Recorded data –
┌──
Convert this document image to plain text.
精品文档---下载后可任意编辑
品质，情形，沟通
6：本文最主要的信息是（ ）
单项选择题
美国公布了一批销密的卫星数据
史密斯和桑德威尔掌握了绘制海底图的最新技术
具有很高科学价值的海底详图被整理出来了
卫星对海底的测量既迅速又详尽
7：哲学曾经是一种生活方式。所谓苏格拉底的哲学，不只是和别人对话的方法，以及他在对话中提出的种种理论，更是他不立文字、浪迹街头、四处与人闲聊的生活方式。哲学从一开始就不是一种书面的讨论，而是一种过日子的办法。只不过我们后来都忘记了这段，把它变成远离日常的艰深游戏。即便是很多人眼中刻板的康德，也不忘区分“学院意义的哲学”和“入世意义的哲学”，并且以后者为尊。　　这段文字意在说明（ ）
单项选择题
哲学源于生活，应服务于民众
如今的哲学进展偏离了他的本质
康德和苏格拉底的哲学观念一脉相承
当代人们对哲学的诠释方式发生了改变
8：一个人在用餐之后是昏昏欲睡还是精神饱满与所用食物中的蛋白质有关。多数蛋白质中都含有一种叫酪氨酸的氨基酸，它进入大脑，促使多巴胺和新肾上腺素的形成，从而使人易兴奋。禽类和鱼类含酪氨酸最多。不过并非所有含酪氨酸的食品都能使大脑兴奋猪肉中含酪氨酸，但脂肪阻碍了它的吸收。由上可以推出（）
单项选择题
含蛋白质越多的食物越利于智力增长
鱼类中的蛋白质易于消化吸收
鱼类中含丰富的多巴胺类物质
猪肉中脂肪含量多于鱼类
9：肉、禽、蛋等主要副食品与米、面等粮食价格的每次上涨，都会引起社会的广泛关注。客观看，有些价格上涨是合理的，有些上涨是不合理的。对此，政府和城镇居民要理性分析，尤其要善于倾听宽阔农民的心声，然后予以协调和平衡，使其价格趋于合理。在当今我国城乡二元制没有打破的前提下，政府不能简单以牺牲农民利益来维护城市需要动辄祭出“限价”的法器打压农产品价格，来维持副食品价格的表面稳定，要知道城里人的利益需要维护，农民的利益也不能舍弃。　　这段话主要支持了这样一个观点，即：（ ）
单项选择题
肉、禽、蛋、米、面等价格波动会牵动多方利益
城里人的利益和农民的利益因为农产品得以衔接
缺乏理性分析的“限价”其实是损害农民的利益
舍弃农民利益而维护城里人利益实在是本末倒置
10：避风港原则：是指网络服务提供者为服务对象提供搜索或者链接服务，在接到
└──
EXERCISE AIM – Every entry must be retyped in full, exactly as given.

CORRECT RESULT –
Convert this document image to plain text.
精品文档---下载后可任意编辑
品质，情形，沟通
6：本文最主要的信息是（ ）
单项选择题
美国公布了一批销密的卫星数据
史密斯和桑德威尔掌握了绘制海底图的最新技术
具有很高科学价值的海底详图被整理出来了
卫星对海底的测量既迅速又详尽
7：哲学曾经是一种生活方式。所谓苏格拉底的哲学，不只是和别人对话的方法，以及他在对话中提出的种种理论，更是他不立文字、浪迹街头、四处与人闲聊的生活方式。哲学从一开始就不是一种书面的讨论，而是一种过日子的办法。只不过我们后来都忘记了这段，把它变成远离日常的艰深游戏。即便是很多人眼中刻板的康德，也不忘区分“学院意义的哲学”和“入世意义的哲学”，并且以后者为尊。　　这段文字意在说明（ ）
单项选择题
哲学源于生活，应服务于民众
如今的哲学进展偏离了他的本质
康德和苏格拉底的哲学观念一脉相承
当代人们对哲学的诠释方式发生了改变
8：一个人在用餐之后是昏昏欲睡还是精神饱满与所用食物中的蛋白质有关。多数蛋白质中都含有一种叫酪氨酸的氨基酸，它进入大脑，促使多巴胺和新肾上腺素的形成，从而使人易兴奋。禽类和鱼类含酪氨酸最多。不过并非所有含酪氨酸的食品都能使大脑兴奋猪肉中含酪氨酸，但脂肪阻碍了它的吸收。由上可以推出（）
单项选择题
含蛋白质越多的食物越利于智力增长
鱼类中的蛋白质易于消化吸收
鱼类中含丰富的多巴胺类物质
猪肉中脂肪含量多于鱼类
9：肉、禽、蛋等主要副食品与米、面等粮食价格的每次上涨，都会引起社会的广泛关注。客观看，有些价格上涨是合理的，有些上涨是不合理的。对此，政府和城镇居民要理性分析，尤其要善于倾听宽阔农民的心声，然后予以协调和平衡，使其价格趋于合理。在当今我国城乡二元制没有打破的前提下，政府不能简单以牺牲农民利益来维护城市需要动辄祭出“限价”的法器打压农产品价格，来维持副食品价格的表面稳定，要知道城里人的利益需要维护，农民的利益也不能舍弃。　　这段话主要支持了这样一个观点，即：（ ）
单项选择题
肉、禽、蛋、米、面等价格波动会牵动多方利益
城里人的利益和农民的利益因为农产品得以衔接
缺乏理性分析的“限价”其实是损害农民的利益
舍弃农民利益而维护城里人利益实在是本末倒置
10：避风港原则：是指网络服务提供者为服务对象提供搜索或者链接服务，在接到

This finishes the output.